== REQUIREMENT ==
Please set down all the lines beneath this one exactly, without the pictures.

[begin MATERIAL]

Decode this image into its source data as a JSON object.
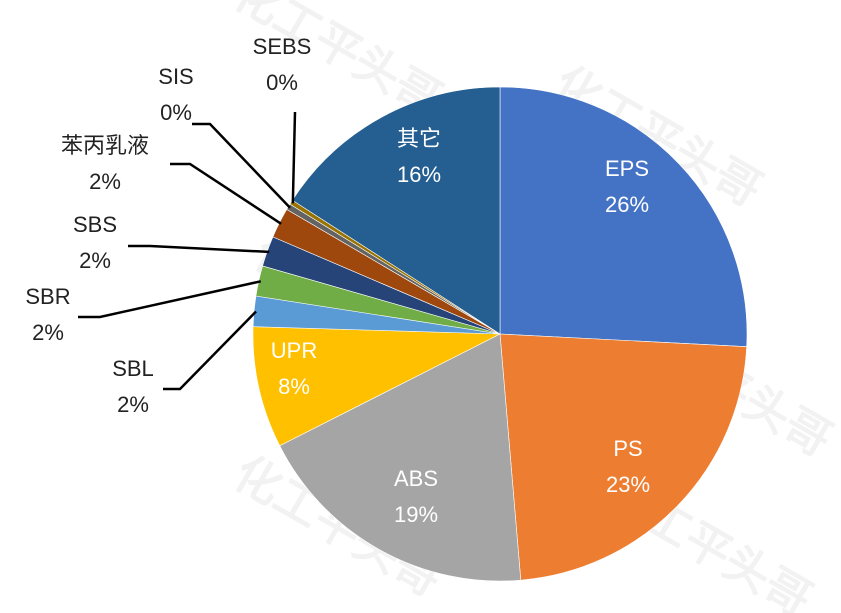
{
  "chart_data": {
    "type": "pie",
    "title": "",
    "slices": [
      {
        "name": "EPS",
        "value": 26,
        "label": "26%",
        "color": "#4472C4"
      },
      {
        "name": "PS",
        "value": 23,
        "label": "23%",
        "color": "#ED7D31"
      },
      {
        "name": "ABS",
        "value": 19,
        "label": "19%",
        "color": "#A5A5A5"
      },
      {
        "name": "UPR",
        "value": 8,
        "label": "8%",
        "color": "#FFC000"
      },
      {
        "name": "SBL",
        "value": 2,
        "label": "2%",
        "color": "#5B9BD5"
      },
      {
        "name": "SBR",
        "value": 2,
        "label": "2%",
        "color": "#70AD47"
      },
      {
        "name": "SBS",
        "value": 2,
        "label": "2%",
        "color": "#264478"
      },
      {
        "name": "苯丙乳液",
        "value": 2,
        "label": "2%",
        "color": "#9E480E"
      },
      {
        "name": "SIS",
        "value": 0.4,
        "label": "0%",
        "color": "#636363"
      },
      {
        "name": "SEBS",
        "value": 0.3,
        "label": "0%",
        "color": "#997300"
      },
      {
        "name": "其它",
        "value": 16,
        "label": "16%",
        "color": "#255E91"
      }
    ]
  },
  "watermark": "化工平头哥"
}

[end MATERIAL]

== THE ANSWER ==
Decode this image into its source data as a JSON object.
{
  "chart_data": {
    "type": "pie",
    "title": "",
    "slices": [
      {
        "name": "EPS",
        "value": 26,
        "label": "26%",
        "color": "#4472C4"
      },
      {
        "name": "PS",
        "value": 23,
        "label": "23%",
        "color": "#ED7D31"
      },
      {
        "name": "ABS",
        "value": 19,
        "label": "19%",
        "color": "#A5A5A5"
      },
      {
        "name": "UPR",
        "value": 8,
        "label": "8%",
        "color": "#FFC000"
      },
      {
        "name": "SBL",
        "value": 2,
        "label": "2%",
        "color": "#5B9BD5"
      },
      {
        "name": "SBR",
        "value": 2,
        "label": "2%",
        "color": "#70AD47"
      },
      {
        "name": "SBS",
        "value": 2,
        "label": "2%",
        "color": "#264478"
      },
      {
        "name": "苯丙乳液",
        "value": 2,
        "label": "2%",
        "color": "#9E480E"
      },
      {
        "name": "SIS",
        "value": 0.4,
        "label": "0%",
        "color": "#636363"
      },
      {
        "name": "SEBS",
        "value": 0.3,
        "label": "0%",
        "color": "#997300"
      },
      {
        "name": "其它",
        "value": 16,
        "label": "16%",
        "color": "#255E91"
      }
    ]
  },
  "watermark": "化工平头哥"
}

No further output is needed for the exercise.